TASK TO COMPLETE -
Repeat what the lines below say, word for word, and skip every image.

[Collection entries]
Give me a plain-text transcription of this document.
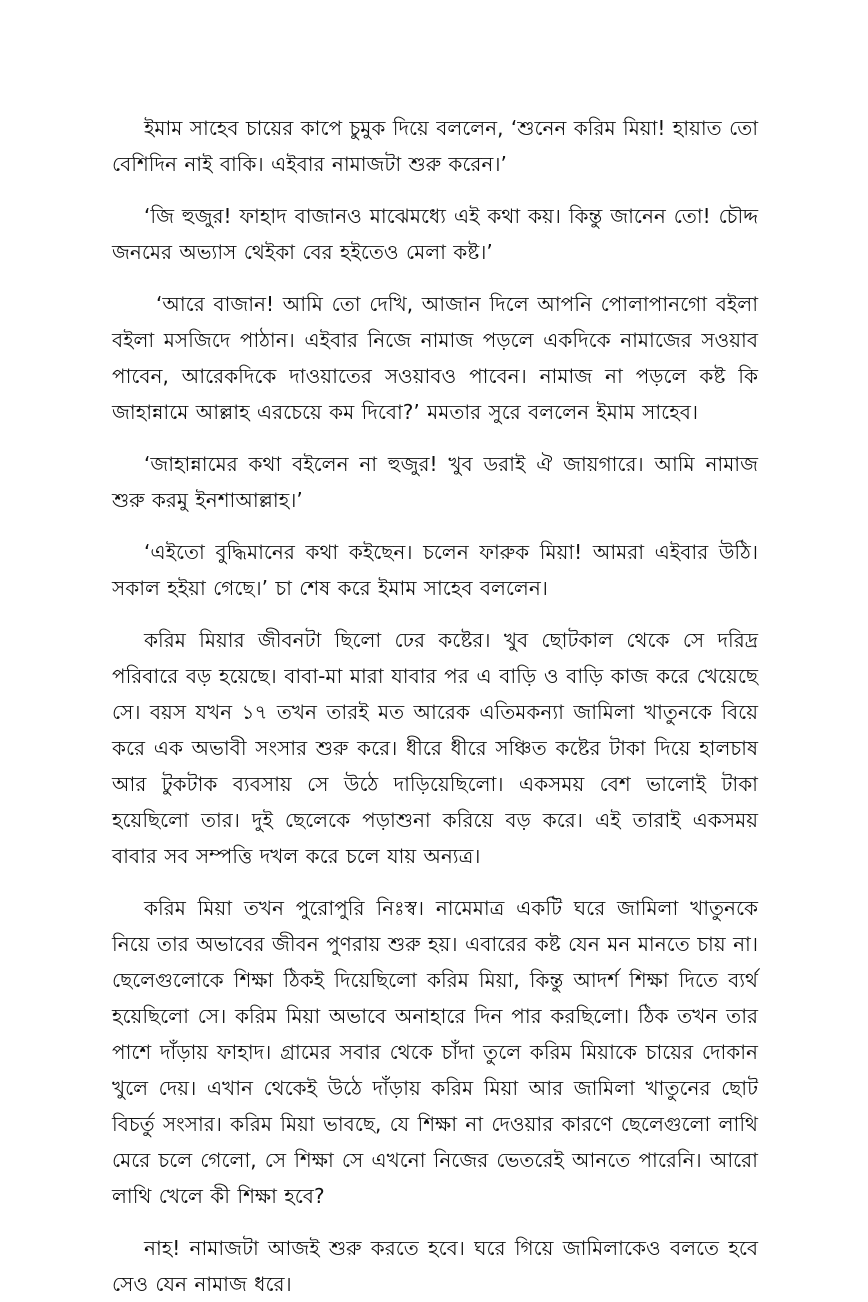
ইমাম সাহেব চায়ের কাপে চুমুক দিয়ে বললেন, ‘শুনেন করিম মিয়া! হায়াত তো বেশিদিন নাই বাকি। এইবার নামাজটা শুরু করেন।’

‘জি হুজুর! ফাহাদ বাজানও মাঝেমধ্যে এই কথা কয়। কিন্তু জানেন তো! চৌদ্দ জনমের অভ্যাস থেইকা বের হইতেও মেলা কষ্ট।’

‘আরে বাজান! আমি তো দেখি, আজান দিলে আপনি পোলাপানগো বইলা বইলা মসজিদে পাঠান। এইবার নিজে নামাজ পড়লে একদিকে নামাজের সওয়াব পাবেন, আরেকদিকে দাওয়াতের সওয়াবও পাবেন। নামাজ না পড়লে কষ্ট কি জাহান্নামে আল্লাহ এরচেয়ে কম দিবো?’ মমতার সুরে বললেন ইমাম সাহেব।

‘জাহান্নামের কথা বইলেন না হুজুর! খুব ডরাই ঐ জায়গারে। আমি নামাজ শুরু করমু ইনশাআল্লাহ।’

‘এইতো বুদ্ধিমানের কথা কইছেন। চলেন ফারুক মিয়া! আমরা এইবার উঠি। সকাল হইয়া গেছে।’ চা শেষ করে ইমাম সাহেব বললেন।

করিম মিয়ার জীবনটা ছিলো ঢের কষ্টের। খুব ছোটকাল থেকে সে দরিদ্র পরিবারে বড় হয়েছে। বাবা-মা মারা যাবার পর এ বাড়ি ও বাড়ি কাজ করে খেয়েছে সে। বয়স যখন ১৭ তখন তারই মত আরেক এতিমকন্যা জামিলা খাতুনকে বিয়ে করে এক অভাবী সংসার শুরু করে। ধীরে ধীরে সঞ্চিত কষ্টের টাকা দিয়ে হালচাষ আর টুকটাক ব্যবসায় সে উঠে দাড়িয়েছিলো। একসময় বেশ ভালোই টাকা হয়েছিলো তার। দুই ছেলেকে পড়াশুনা করিয়ে বড় করে। এই তারাই একসময় বাবার সব সম্পত্তি দখল করে চলে যায় অন্যত্র।

করিম মিয়া তখন পুরোপুরি নিঃস্ব। নামেমাত্র একটি ঘরে জামিলা খাতুনকে নিয়ে তার অভাবের জীবন পুণরায় শুরু হয়। এবারের কষ্ট যেন মন মানতে চায় না। ছেলেগুলোকে শিক্ষা ঠিকই দিয়েছিলো করিম মিয়া, কিন্তু আদর্শ শিক্ষা দিতে ব্যর্থ হয়েছিলো সে। করিম মিয়া অভাবে অনাহারে দিন পার করছিলো। ঠিক তখন তার পাশে দাঁড়ায় ফাহাদ। গ্রামের সবার থেকে চাঁদা তুলে করিম মিয়াকে চায়ের দোকান খুলে দেয়। এখান থেকেই উঠে দাঁড়ায় করিম মিয়া আর জামিলা খাতুনের ছোট বিচর্তু সংসার। করিম মিয়া ভাবছে, যে শিক্ষা না দেওয়ার কারণে ছেলেগুলো লাথি মেরে চলে গেলো, সে শিক্ষা সে এখনো নিজের ভেতরেই আনতে পারেনি। আরো লাথি খেলে কী শিক্ষা হবে?

নাহ! নামাজটা আজই শুরু করতে হবে। ঘরে গিয়ে জামিলাকেও বলতে হবে সেও যেন নামাজ ধরে।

ANSWER TO THIS TASK -
Give me a plain-text transcription of this document.
ইমাম সাহেব চায়ের কাপে চুমুক দিয়ে বললেন, ‘শুনেন করিম মিয়া! হায়াত তো বেশিদিন নাই বাকি। এইবার নামাজটা শুরু করেন।’

‘জি হুজুর! ফাহাদ বাজানও মাঝেমধ্যে এই কথা কয়। কিন্তু জানেন তো! চৌদ্দ জনমের অভ্যাস থেইকা বের হইতেও মেলা কষ্ট।’

‘আরে বাজান! আমি তো দেখি, আজান দিলে আপনি পোলাপানগো বইলা বইলা মসজিদে পাঠান। এইবার নিজে নামাজ পড়লে একদিকে নামাজের সওয়াব পাবেন, আরেকদিকে দাওয়াতের সওয়াবও পাবেন। নামাজ না পড়লে কষ্ট কি জাহান্নামে আল্লাহ এরচেয়ে কম দিবো?’ মমতার সুরে বললেন ইমাম সাহেব।

‘জাহান্নামের কথা বইলেন না হুজুর! খুব ডরাই ঐ জায়গারে। আমি নামাজ শুরু করমু ইনশাআল্লাহ।’

‘এইতো বুদ্ধিমানের কথা কইছেন। চলেন ফারুক মিয়া! আমরা এইবার উঠি। সকাল হইয়া গেছে।’ চা শেষ করে ইমাম সাহেব বললেন।

করিম মিয়ার জীবনটা ছিলো ঢের কষ্টের। খুব ছোটকাল থেকে সে দরিদ্র পরিবারে বড় হয়েছে। বাবা-মা মারা যাবার পর এ বাড়ি ও বাড়ি কাজ করে খেয়েছে সে। বয়স যখন ১৭ তখন তারই মত আরেক এতিমকন্যা জামিলা খাতুনকে বিয়ে করে এক অভাবী সংসার শুরু করে। ধীরে ধীরে সঞ্চিত কষ্টের টাকা দিয়ে হালচাষ আর টুকটাক ব্যবসায় সে উঠে দাড়িয়েছিলো। একসময় বেশ ভালোই টাকা হয়েছিলো তার। দুই ছেলেকে পড়াশুনা করিয়ে বড় করে। এই তারাই একসময় বাবার সব সম্পত্তি দখল করে চলে যায় অন্যত্র।

করিম মিয়া তখন পুরোপুরি নিঃস্ব। নামেমাত্র একটি ঘরে জামিলা খাতুনকে নিয়ে তার অভাবের জীবন পুণরায় শুরু হয়। এবারের কষ্ট যেন মন মানতে চায় না। ছেলেগুলোকে শিক্ষা ঠিকই দিয়েছিলো করিম মিয়া, কিন্তু আদর্শ শিক্ষা দিতে ব্যর্থ হয়েছিলো সে। করিম মিয়া অভাবে অনাহারে দিন পার করছিলো। ঠিক তখন তার পাশে দাঁড়ায় ফাহাদ। গ্রামের সবার থেকে চাঁদা তুলে করিম মিয়াকে চায়ের দোকান খুলে দেয়। এখান থেকেই উঠে দাঁড়ায় করিম মিয়া আর জামিলা খাতুনের ছোট বিচর্তু সংসার। করিম মিয়া ভাবছে, যে শিক্ষা না দেওয়ার কারণে ছেলেগুলো লাথি মেরে চলে গেলো, সে শিক্ষা সে এখনো নিজের ভেতরেই আনতে পারেনি। আরো লাথি খেলে কী শিক্ষা হবে?

নাহ! নামাজটা আজই শুরু করতে হবে। ঘরে গিয়ে জামিলাকেও বলতে হবে সেও যেন নামাজ ধরে।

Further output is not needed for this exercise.